Dataset records
:::::
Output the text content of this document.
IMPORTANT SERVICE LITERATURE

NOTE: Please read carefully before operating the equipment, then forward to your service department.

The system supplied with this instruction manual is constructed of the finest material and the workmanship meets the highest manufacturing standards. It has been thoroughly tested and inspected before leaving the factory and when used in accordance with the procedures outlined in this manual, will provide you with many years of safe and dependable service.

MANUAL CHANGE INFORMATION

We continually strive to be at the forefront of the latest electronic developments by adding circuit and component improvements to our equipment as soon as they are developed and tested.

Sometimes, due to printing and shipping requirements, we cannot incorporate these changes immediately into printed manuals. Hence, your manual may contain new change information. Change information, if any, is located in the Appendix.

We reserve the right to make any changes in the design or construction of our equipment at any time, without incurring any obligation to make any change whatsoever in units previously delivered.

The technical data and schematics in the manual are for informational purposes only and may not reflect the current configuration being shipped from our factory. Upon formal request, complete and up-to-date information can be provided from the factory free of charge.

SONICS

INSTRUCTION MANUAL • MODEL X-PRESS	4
:::::
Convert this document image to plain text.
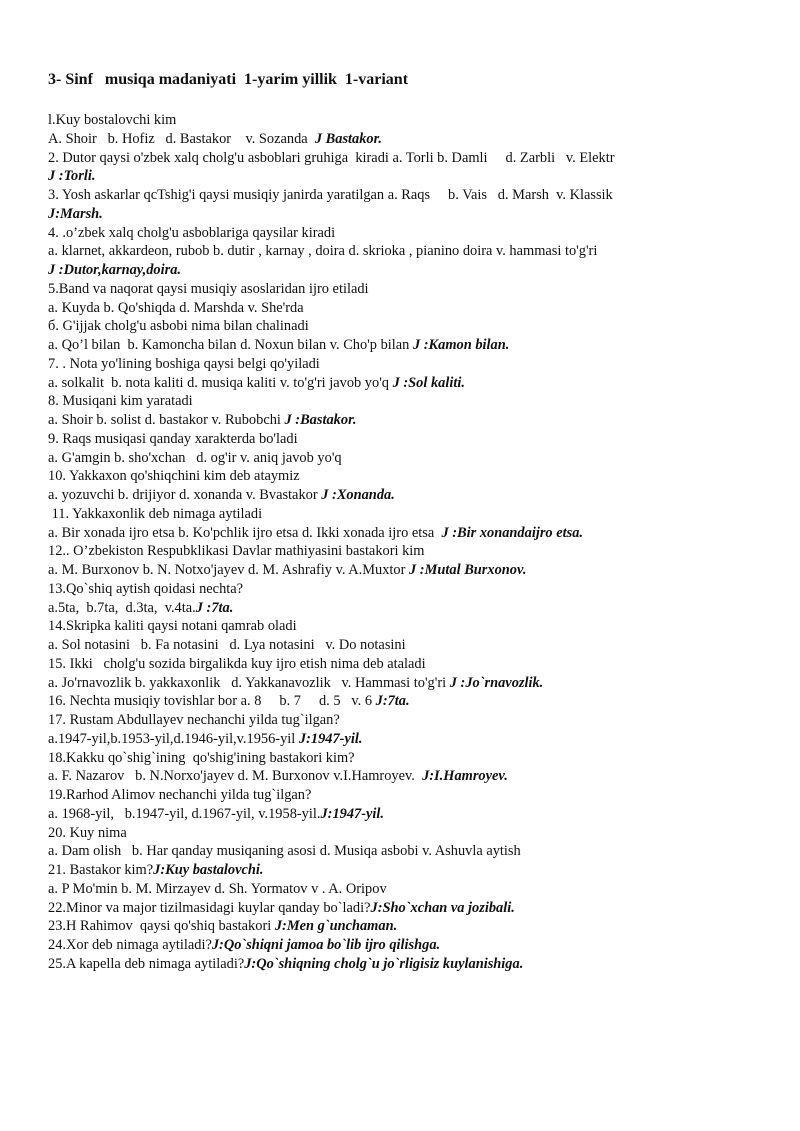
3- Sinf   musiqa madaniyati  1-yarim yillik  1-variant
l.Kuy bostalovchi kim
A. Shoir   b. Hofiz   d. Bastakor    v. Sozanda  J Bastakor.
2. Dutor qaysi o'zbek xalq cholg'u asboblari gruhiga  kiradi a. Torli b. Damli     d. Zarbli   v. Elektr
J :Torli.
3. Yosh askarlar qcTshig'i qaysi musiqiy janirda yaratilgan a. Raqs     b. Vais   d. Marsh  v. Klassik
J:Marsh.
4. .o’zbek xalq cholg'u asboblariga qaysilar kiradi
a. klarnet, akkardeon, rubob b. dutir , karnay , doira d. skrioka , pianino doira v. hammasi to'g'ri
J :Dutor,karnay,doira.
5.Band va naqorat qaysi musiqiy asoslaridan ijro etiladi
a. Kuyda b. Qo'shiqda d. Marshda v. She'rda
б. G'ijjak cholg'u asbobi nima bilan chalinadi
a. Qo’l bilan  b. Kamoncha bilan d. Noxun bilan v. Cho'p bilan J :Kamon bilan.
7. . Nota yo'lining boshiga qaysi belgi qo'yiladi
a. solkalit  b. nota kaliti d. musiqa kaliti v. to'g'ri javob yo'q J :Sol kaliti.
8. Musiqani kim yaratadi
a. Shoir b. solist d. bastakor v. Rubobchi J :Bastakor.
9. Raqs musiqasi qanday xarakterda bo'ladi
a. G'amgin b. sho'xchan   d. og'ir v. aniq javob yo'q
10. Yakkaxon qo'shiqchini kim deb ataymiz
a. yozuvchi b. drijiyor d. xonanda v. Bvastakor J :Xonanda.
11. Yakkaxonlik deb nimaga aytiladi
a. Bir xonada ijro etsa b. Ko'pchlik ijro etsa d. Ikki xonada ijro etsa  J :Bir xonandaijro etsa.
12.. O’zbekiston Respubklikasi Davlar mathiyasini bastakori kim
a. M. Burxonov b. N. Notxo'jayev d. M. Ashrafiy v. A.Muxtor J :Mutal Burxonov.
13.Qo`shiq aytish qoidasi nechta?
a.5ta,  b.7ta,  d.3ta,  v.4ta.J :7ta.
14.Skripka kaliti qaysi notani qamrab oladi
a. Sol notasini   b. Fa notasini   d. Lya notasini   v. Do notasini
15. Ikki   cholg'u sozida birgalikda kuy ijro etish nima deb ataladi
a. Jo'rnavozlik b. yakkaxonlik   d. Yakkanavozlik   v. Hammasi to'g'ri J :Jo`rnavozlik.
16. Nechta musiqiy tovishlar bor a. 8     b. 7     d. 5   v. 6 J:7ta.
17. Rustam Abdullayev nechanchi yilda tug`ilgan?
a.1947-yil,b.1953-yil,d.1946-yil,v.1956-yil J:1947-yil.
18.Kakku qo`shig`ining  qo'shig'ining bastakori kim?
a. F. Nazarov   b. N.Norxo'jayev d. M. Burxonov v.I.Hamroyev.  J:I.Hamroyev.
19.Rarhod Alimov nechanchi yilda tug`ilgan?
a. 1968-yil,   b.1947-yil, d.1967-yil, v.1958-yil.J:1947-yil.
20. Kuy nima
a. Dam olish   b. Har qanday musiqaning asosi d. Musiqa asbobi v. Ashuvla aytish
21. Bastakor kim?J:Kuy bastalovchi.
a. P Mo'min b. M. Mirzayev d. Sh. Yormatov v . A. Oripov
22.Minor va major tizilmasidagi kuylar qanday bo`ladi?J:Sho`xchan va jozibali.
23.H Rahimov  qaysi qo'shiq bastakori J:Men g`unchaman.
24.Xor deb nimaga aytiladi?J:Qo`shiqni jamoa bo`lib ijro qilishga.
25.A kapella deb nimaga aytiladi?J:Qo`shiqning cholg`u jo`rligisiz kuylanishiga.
:::::
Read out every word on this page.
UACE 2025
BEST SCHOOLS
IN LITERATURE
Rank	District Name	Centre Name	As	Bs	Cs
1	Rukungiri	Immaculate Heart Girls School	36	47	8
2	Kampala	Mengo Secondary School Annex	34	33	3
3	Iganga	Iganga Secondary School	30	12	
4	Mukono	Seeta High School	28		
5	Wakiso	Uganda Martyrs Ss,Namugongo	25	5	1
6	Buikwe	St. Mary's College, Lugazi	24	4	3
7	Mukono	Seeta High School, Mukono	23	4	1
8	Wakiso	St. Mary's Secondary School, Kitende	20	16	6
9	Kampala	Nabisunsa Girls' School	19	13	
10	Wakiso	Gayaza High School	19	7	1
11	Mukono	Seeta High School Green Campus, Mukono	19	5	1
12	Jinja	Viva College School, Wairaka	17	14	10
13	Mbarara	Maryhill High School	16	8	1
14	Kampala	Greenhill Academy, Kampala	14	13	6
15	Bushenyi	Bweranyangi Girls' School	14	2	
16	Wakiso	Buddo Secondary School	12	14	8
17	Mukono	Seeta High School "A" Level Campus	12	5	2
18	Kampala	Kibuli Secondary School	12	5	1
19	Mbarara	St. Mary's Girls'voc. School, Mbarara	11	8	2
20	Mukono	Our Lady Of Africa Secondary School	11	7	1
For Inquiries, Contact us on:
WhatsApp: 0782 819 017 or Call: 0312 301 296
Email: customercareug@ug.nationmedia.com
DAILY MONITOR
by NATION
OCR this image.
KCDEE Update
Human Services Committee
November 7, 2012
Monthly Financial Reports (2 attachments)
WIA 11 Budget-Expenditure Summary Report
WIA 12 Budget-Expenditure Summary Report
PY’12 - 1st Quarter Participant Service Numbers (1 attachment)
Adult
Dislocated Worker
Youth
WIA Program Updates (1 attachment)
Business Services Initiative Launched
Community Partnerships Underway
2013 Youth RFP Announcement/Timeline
:::::
| Direction |
Your answer should be one number: how many lines of the listing include the word "before".

| Response for this exercise |
2